● Aim of the exercise
All the data should be repeated exactly. Any image in it is left out.

● Recorded information
>>>>
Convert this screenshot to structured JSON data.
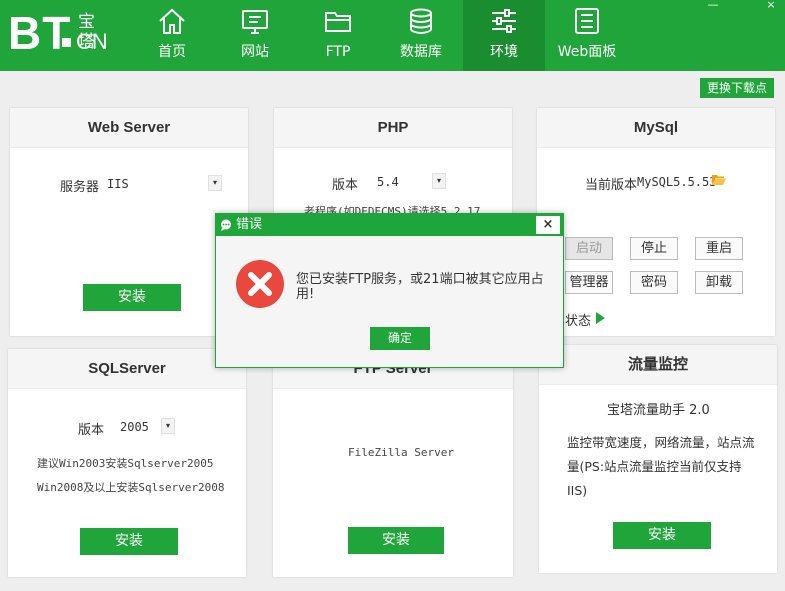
{
  "header": {
    "logo_bt": "BT",
    "logo_cn_top": "宝塔",
    "logo_cn_bottom": "CN",
    "nav": [
      {
        "label": "首页",
        "icon": "home-icon"
      },
      {
        "label": "网站",
        "icon": "monitor-icon"
      },
      {
        "label": "FTP",
        "icon": "folder-icon"
      },
      {
        "label": "数据库",
        "icon": "database-icon"
      },
      {
        "label": "环境",
        "icon": "sliders-icon"
      },
      {
        "label": "Web面板",
        "icon": "list-icon"
      }
    ],
    "active_nav": "环境",
    "window_minimize": "—",
    "window_close": "×"
  },
  "mirror_button": "更换下载点",
  "web_server": {
    "title": "Web Server",
    "server_label": "服务器",
    "server_value": "IIS",
    "install": "安装"
  },
  "php": {
    "title": "PHP",
    "version_label": "版本",
    "version_value": "5.4",
    "hint": "老程序(如DEDECMS)请选择5.2.17"
  },
  "mysql": {
    "title": "MySql",
    "current_label": "当前版本",
    "current_value": "MySQL5.5.53",
    "start": "启动",
    "stop": "停止",
    "restart": "重启",
    "manager": "管理器",
    "password": "密码",
    "uninstall": "卸载",
    "status": "状态"
  },
  "sqlserver": {
    "title": "SQLServer",
    "version_label": "版本",
    "version_value": "2005",
    "hint1": "建议Win2003安装Sqlserver2005",
    "hint2": "Win2008及以上安装Sqlserver2008",
    "install": "安装"
  },
  "ftp": {
    "title": "FTP Server",
    "name": "FileZilla Server",
    "install": "安装"
  },
  "traffic": {
    "title": "流量监控",
    "name": "宝塔流量助手 2.0",
    "desc": "监控带宽速度，网络流量，站点流量(PS:站点流量监控当前仅支持IIS)",
    "install": "安装"
  },
  "dialog": {
    "title": "错误",
    "close": "×",
    "message": "您已安装FTP服务，或21端口被其它应用占用!",
    "ok": "确定"
  },
  "colors": {
    "brand_green": "#20a53a",
    "active_nav": "#1b8d31",
    "error_red": "#e9483e"
  }
}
<<<<
● Task solution
Convert this screenshot to structured JSON data.
{
  "header": {
    "logo_bt": "BT",
    "logo_cn_top": "宝塔",
    "logo_cn_bottom": "CN",
    "nav": [
      {
        "label": "首页",
        "icon": "home-icon"
      },
      {
        "label": "网站",
        "icon": "monitor-icon"
      },
      {
        "label": "FTP",
        "icon": "folder-icon"
      },
      {
        "label": "数据库",
        "icon": "database-icon"
      },
      {
        "label": "环境",
        "icon": "sliders-icon"
      },
      {
        "label": "Web面板",
        "icon": "list-icon"
      }
    ],
    "active_nav": "环境",
    "window_minimize": "—",
    "window_close": "×"
  },
  "mirror_button": "更换下载点",
  "web_server": {
    "title": "Web Server",
    "server_label": "服务器",
    "server_value": "IIS",
    "install": "安装"
  },
  "php": {
    "title": "PHP",
    "version_label": "版本",
    "version_value": "5.4",
    "hint": "老程序(如DEDECMS)请选择5.2.17"
  },
  "mysql": {
    "title": "MySql",
    "current_label": "当前版本",
    "current_value": "MySQL5.5.53",
    "start": "启动",
    "stop": "停止",
    "restart": "重启",
    "manager": "管理器",
    "password": "密码",
    "uninstall": "卸载",
    "status": "状态"
  },
  "sqlserver": {
    "title": "SQLServer",
    "version_label": "版本",
    "version_value": "2005",
    "hint1": "建议Win2003安装Sqlserver2005",
    "hint2": "Win2008及以上安装Sqlserver2008",
    "install": "安装"
  },
  "ftp": {
    "title": "FTP Server",
    "name": "FileZilla Server",
    "install": "安装"
  },
  "traffic": {
    "title": "流量监控",
    "name": "宝塔流量助手 2.0",
    "desc": "监控带宽速度，网络流量，站点流量(PS:站点流量监控当前仅支持IIS)",
    "install": "安装"
  },
  "dialog": {
    "title": "错误",
    "close": "×",
    "message": "您已安装FTP服务，或21端口被其它应用占用!",
    "ok": "确定"
  },
  "colors": {
    "brand_green": "#20a53a",
    "active_nav": "#1b8d31",
    "error_red": "#e9483e"
  }
}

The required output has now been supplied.